How many lines in the records below contain the string "label"? Reply with the number only.

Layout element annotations
-*-*-

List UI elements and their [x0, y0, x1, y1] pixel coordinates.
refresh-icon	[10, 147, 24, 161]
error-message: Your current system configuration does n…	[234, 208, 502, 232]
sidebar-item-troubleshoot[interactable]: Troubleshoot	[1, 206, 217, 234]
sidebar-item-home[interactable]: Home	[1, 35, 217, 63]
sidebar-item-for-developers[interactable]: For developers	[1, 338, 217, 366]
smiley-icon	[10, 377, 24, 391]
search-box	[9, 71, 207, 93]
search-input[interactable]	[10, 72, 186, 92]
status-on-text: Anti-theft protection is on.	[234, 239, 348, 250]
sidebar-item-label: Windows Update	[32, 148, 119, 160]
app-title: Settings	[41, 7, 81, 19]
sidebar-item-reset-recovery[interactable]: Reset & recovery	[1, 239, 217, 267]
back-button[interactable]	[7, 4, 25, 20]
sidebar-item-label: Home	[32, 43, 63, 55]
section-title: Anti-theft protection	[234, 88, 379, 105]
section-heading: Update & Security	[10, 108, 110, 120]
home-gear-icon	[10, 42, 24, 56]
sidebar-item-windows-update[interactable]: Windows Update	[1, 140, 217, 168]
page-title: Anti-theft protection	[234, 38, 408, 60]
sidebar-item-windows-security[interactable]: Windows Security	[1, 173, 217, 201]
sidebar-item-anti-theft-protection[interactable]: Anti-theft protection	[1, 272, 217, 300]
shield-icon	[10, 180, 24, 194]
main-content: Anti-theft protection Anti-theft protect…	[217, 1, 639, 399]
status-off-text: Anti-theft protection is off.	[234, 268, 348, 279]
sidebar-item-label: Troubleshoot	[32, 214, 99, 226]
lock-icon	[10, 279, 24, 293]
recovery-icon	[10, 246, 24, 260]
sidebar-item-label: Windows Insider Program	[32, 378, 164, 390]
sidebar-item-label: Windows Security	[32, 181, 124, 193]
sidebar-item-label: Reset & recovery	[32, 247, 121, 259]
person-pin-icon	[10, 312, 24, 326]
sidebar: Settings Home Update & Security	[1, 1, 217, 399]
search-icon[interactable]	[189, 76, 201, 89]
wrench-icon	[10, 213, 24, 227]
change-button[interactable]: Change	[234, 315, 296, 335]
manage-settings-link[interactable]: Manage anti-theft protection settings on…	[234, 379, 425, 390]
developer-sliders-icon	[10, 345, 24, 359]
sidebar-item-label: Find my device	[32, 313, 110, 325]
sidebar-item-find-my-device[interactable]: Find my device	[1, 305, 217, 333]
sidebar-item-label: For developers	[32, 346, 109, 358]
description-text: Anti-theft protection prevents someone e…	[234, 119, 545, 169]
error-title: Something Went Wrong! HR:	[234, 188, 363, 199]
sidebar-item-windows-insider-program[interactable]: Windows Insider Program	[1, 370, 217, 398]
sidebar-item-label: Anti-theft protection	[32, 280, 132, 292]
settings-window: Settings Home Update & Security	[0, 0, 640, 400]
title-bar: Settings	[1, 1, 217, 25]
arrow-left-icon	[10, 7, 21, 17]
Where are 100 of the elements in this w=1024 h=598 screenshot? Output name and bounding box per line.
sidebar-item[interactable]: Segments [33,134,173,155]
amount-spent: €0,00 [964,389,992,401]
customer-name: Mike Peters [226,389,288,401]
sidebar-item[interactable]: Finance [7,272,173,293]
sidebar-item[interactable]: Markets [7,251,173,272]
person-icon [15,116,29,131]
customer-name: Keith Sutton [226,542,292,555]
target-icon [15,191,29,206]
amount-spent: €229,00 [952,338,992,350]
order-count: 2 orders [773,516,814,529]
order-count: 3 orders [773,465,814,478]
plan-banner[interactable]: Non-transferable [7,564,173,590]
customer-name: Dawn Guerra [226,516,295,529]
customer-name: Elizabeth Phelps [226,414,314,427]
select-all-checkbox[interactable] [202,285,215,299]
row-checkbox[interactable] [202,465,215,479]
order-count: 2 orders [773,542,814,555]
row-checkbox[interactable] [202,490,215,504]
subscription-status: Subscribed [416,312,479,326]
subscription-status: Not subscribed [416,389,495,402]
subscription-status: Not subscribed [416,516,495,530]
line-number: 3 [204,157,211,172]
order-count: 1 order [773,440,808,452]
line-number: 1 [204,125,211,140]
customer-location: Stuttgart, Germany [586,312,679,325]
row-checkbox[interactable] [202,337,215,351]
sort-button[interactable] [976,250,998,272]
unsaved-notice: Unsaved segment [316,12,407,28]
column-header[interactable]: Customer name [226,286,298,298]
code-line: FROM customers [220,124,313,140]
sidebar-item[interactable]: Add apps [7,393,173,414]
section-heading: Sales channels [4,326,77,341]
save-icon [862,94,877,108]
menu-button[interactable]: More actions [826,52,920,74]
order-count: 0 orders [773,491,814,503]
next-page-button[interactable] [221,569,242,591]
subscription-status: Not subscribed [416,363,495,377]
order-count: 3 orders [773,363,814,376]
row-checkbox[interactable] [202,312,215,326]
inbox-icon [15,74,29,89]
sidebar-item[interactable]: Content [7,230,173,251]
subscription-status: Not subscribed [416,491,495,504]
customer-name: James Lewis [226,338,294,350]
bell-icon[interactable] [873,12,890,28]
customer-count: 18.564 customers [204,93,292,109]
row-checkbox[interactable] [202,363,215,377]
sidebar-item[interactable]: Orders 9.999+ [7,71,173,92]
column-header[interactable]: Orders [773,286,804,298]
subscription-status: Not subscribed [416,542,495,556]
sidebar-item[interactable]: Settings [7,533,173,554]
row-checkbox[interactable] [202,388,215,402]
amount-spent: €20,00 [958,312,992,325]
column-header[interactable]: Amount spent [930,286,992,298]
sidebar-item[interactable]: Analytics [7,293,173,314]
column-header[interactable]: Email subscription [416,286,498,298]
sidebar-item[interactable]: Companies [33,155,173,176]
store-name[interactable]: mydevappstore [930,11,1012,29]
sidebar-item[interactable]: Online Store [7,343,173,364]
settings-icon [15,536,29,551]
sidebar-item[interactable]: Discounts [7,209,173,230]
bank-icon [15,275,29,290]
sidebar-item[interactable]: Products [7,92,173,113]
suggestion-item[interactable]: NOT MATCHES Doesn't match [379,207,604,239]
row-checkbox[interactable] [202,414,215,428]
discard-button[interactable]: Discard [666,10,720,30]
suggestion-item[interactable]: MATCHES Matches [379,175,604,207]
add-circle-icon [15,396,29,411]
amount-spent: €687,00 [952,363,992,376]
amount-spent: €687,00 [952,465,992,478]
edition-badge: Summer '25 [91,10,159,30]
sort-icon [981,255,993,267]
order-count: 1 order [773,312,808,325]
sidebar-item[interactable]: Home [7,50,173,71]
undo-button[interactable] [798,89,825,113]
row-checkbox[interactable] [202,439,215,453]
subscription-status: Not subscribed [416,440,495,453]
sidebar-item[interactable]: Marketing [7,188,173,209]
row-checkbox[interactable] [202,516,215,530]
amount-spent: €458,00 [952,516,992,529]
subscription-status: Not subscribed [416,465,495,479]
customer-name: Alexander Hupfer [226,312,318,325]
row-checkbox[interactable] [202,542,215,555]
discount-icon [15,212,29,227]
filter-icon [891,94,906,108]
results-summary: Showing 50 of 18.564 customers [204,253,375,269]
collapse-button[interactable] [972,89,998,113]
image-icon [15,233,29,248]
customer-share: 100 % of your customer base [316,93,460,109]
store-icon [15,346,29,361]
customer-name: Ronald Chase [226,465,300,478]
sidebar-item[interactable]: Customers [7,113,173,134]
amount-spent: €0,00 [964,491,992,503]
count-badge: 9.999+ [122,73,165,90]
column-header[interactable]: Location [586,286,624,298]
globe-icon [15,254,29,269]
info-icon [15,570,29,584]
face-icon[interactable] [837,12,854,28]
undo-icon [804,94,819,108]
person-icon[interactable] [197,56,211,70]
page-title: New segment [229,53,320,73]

-*-*-

The answer - 9